:: Record set

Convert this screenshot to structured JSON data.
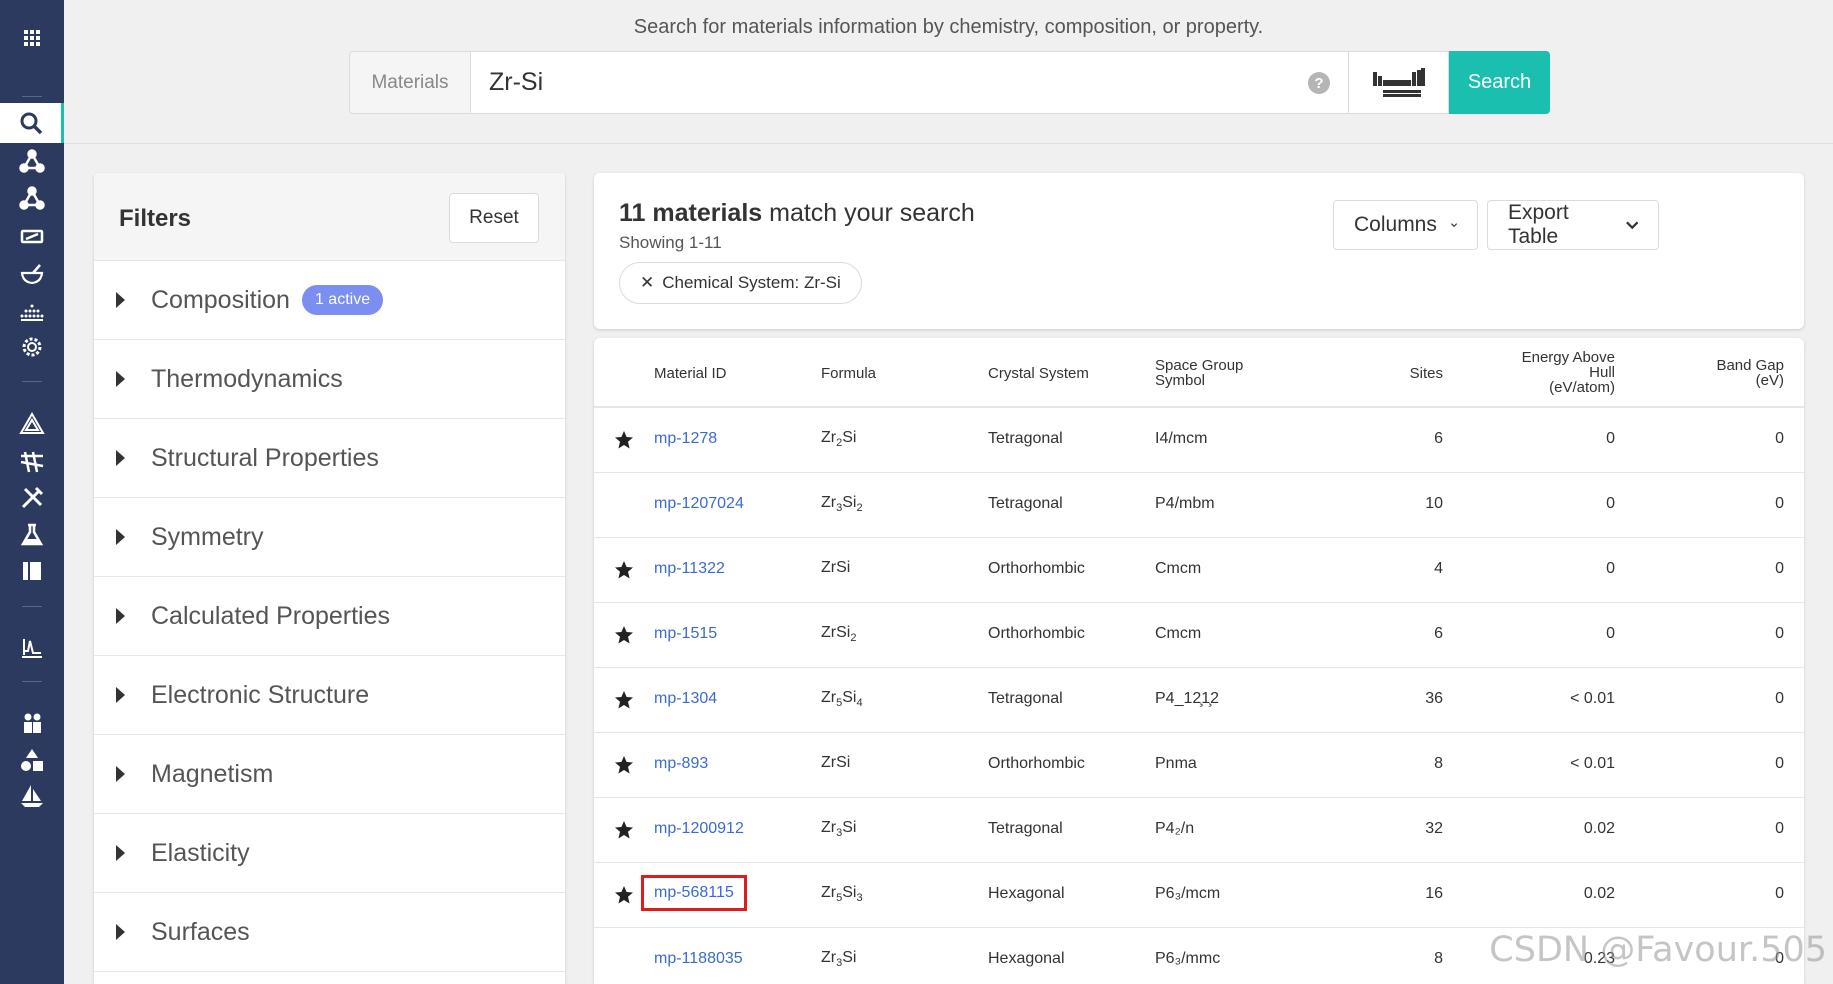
{
  "sidebar": {
    "icons": [
      "apps-icon",
      "search-icon",
      "molecule-icon",
      "molecule-icon",
      "battery-icon",
      "mortar-pestle-icon",
      "surface-icon",
      "gear-icon",
      "triangle-icon",
      "bridge-icon",
      "tools-icon",
      "flask-icon",
      "book-icon",
      "spectrum-icon",
      "people-icon",
      "shapes-icon",
      "sailboat-icon"
    ],
    "accent": "#1bbfaf",
    "bg": "#2c3a5f"
  },
  "search": {
    "caption": "Search for materials information by chemistry, composition, or property.",
    "addon": "Materials",
    "value": "Zr-Si",
    "help": "?",
    "button": "Search"
  },
  "filters": {
    "title": "Filters",
    "reset": "Reset",
    "items": [
      {
        "label": "Composition",
        "badge": "1 active"
      },
      {
        "label": "Thermodynamics"
      },
      {
        "label": "Structural Properties"
      },
      {
        "label": "Symmetry"
      },
      {
        "label": "Calculated Properties"
      },
      {
        "label": "Electronic Structure"
      },
      {
        "label": "Magnetism"
      },
      {
        "label": "Elasticity"
      },
      {
        "label": "Surfaces"
      }
    ]
  },
  "results": {
    "count": "11 materials",
    "title_rest": "match your search",
    "showing": "Showing 1-11",
    "chip": "Chemical System: Zr-Si",
    "columns_btn": "Columns",
    "export_btn": "Export Table"
  },
  "table": {
    "headers": {
      "material_id": "Material ID",
      "formula": "Formula",
      "crystal_system": "Crystal System",
      "space_group_1": "Space Group",
      "space_group_2": "Symbol",
      "sites": "Sites",
      "ehull_1": "Energy Above",
      "ehull_2": "Hull",
      "ehull_3": "(eV/atom)",
      "bandgap_1": "Band Gap",
      "bandgap_2": "(eV)"
    },
    "rows": [
      {
        "starred": true,
        "id": "mp-1278",
        "formula": [
          [
            "Zr",
            ""
          ],
          [
            "",
            "2"
          ],
          [
            "Si",
            ""
          ]
        ],
        "crystal": "Tetragonal",
        "sg": "I4/mcm",
        "sites": "6",
        "ehull": "0",
        "gap": "0"
      },
      {
        "starred": false,
        "id": "mp-1207024",
        "formula": [
          [
            "Zr",
            ""
          ],
          [
            "",
            "3"
          ],
          [
            "Si",
            ""
          ],
          [
            "",
            "2"
          ]
        ],
        "crystal": "Tetragonal",
        "sg": "P4/mbm",
        "sites": "10",
        "ehull": "0",
        "gap": "0"
      },
      {
        "starred": true,
        "id": "mp-11322",
        "formula": [
          [
            "ZrSi",
            ""
          ]
        ],
        "crystal": "Orthorhombic",
        "sg": "Cmcm",
        "sites": "4",
        "ehull": "0",
        "gap": "0"
      },
      {
        "starred": true,
        "id": "mp-1515",
        "formula": [
          [
            "ZrSi",
            ""
          ],
          [
            "",
            "2"
          ]
        ],
        "crystal": "Orthorhombic",
        "sg": "Cmcm",
        "sites": "6",
        "ehull": "0",
        "gap": "0"
      },
      {
        "starred": true,
        "id": "mp-1304",
        "formula": [
          [
            "Zr",
            ""
          ],
          [
            "",
            "5"
          ],
          [
            "Si",
            ""
          ],
          [
            "",
            "4"
          ]
        ],
        "crystal": "Tetragonal",
        "sg": "P4_12̧1̧2",
        "sites": "36",
        "ehull": "< 0.01",
        "gap": "0"
      },
      {
        "starred": true,
        "id": "mp-893",
        "formula": [
          [
            "ZrSi",
            ""
          ]
        ],
        "crystal": "Orthorhombic",
        "sg": "Pnma",
        "sites": "8",
        "ehull": "< 0.01",
        "gap": "0"
      },
      {
        "starred": true,
        "id": "mp-1200912",
        "formula": [
          [
            "Zr",
            ""
          ],
          [
            "",
            "3"
          ],
          [
            "Si",
            ""
          ]
        ],
        "crystal": "Tetragonal",
        "sg": "P4₂/n",
        "sites": "32",
        "ehull": "0.02",
        "gap": "0"
      },
      {
        "starred": true,
        "id": "mp-568115",
        "highlight": true,
        "formula": [
          [
            "Zr",
            ""
          ],
          [
            "",
            "5"
          ],
          [
            "Si",
            ""
          ],
          [
            "",
            "3"
          ]
        ],
        "crystal": "Hexagonal",
        "sg": "P6₃/mcm",
        "sites": "16",
        "ehull": "0.02",
        "gap": "0"
      },
      {
        "starred": false,
        "id": "mp-1188035",
        "formula": [
          [
            "Zr",
            ""
          ],
          [
            "",
            "3"
          ],
          [
            "Si",
            ""
          ]
        ],
        "crystal": "Hexagonal",
        "sg": "P6₃/mmc",
        "sites": "8",
        "ehull": "0.23",
        "gap": "0"
      }
    ]
  },
  "watermark": "CSDN @Favour.505"
}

::::

▶ _What is needed_
Restate each entry word for word, please, but drop any images it holds.

▶ _Finished exercise_
Convert this screenshot to structured JSON data.
{
  "sidebar": {
    "icons": [
      "apps-icon",
      "search-icon",
      "molecule-icon",
      "molecule-icon",
      "battery-icon",
      "mortar-pestle-icon",
      "surface-icon",
      "gear-icon",
      "triangle-icon",
      "bridge-icon",
      "tools-icon",
      "flask-icon",
      "book-icon",
      "spectrum-icon",
      "people-icon",
      "shapes-icon",
      "sailboat-icon"
    ],
    "accent": "#1bbfaf",
    "bg": "#2c3a5f"
  },
  "search": {
    "caption": "Search for materials information by chemistry, composition, or property.",
    "addon": "Materials",
    "value": "Zr-Si",
    "help": "?",
    "button": "Search"
  },
  "filters": {
    "title": "Filters",
    "reset": "Reset",
    "items": [
      {
        "label": "Composition",
        "badge": "1 active"
      },
      {
        "label": "Thermodynamics"
      },
      {
        "label": "Structural Properties"
      },
      {
        "label": "Symmetry"
      },
      {
        "label": "Calculated Properties"
      },
      {
        "label": "Electronic Structure"
      },
      {
        "label": "Magnetism"
      },
      {
        "label": "Elasticity"
      },
      {
        "label": "Surfaces"
      }
    ]
  },
  "results": {
    "count": "11 materials",
    "title_rest": "match your search",
    "showing": "Showing 1-11",
    "chip": "Chemical System: Zr-Si",
    "columns_btn": "Columns",
    "export_btn": "Export Table"
  },
  "table": {
    "headers": {
      "material_id": "Material ID",
      "formula": "Formula",
      "crystal_system": "Crystal System",
      "space_group_1": "Space Group",
      "space_group_2": "Symbol",
      "sites": "Sites",
      "ehull_1": "Energy Above",
      "ehull_2": "Hull",
      "ehull_3": "(eV/atom)",
      "bandgap_1": "Band Gap",
      "bandgap_2": "(eV)"
    },
    "rows": [
      {
        "starred": true,
        "id": "mp-1278",
        "formula": [
          [
            "Zr",
            ""
          ],
          [
            "",
            "2"
          ],
          [
            "Si",
            ""
          ]
        ],
        "crystal": "Tetragonal",
        "sg": "I4/mcm",
        "sites": "6",
        "ehull": "0",
        "gap": "0"
      },
      {
        "starred": false,
        "id": "mp-1207024",
        "formula": [
          [
            "Zr",
            ""
          ],
          [
            "",
            "3"
          ],
          [
            "Si",
            ""
          ],
          [
            "",
            "2"
          ]
        ],
        "crystal": "Tetragonal",
        "sg": "P4/mbm",
        "sites": "10",
        "ehull": "0",
        "gap": "0"
      },
      {
        "starred": true,
        "id": "mp-11322",
        "formula": [
          [
            "ZrSi",
            ""
          ]
        ],
        "crystal": "Orthorhombic",
        "sg": "Cmcm",
        "sites": "4",
        "ehull": "0",
        "gap": "0"
      },
      {
        "starred": true,
        "id": "mp-1515",
        "formula": [
          [
            "ZrSi",
            ""
          ],
          [
            "",
            "2"
          ]
        ],
        "crystal": "Orthorhombic",
        "sg": "Cmcm",
        "sites": "6",
        "ehull": "0",
        "gap": "0"
      },
      {
        "starred": true,
        "id": "mp-1304",
        "formula": [
          [
            "Zr",
            ""
          ],
          [
            "",
            "5"
          ],
          [
            "Si",
            ""
          ],
          [
            "",
            "4"
          ]
        ],
        "crystal": "Tetragonal",
        "sg": "P4_12̧1̧2",
        "sites": "36",
        "ehull": "< 0.01",
        "gap": "0"
      },
      {
        "starred": true,
        "id": "mp-893",
        "formula": [
          [
            "ZrSi",
            ""
          ]
        ],
        "crystal": "Orthorhombic",
        "sg": "Pnma",
        "sites": "8",
        "ehull": "< 0.01",
        "gap": "0"
      },
      {
        "starred": true,
        "id": "mp-1200912",
        "formula": [
          [
            "Zr",
            ""
          ],
          [
            "",
            "3"
          ],
          [
            "Si",
            ""
          ]
        ],
        "crystal": "Tetragonal",
        "sg": "P4₂/n",
        "sites": "32",
        "ehull": "0.02",
        "gap": "0"
      },
      {
        "starred": true,
        "id": "mp-568115",
        "highlight": true,
        "formula": [
          [
            "Zr",
            ""
          ],
          [
            "",
            "5"
          ],
          [
            "Si",
            ""
          ],
          [
            "",
            "3"
          ]
        ],
        "crystal": "Hexagonal",
        "sg": "P6₃/mcm",
        "sites": "16",
        "ehull": "0.02",
        "gap": "0"
      },
      {
        "starred": false,
        "id": "mp-1188035",
        "formula": [
          [
            "Zr",
            ""
          ],
          [
            "",
            "3"
          ],
          [
            "Si",
            ""
          ]
        ],
        "crystal": "Hexagonal",
        "sg": "P6₃/mmc",
        "sites": "8",
        "ehull": "0.23",
        "gap": "0"
      }
    ]
  },
  "watermark": "CSDN @Favour.505"
}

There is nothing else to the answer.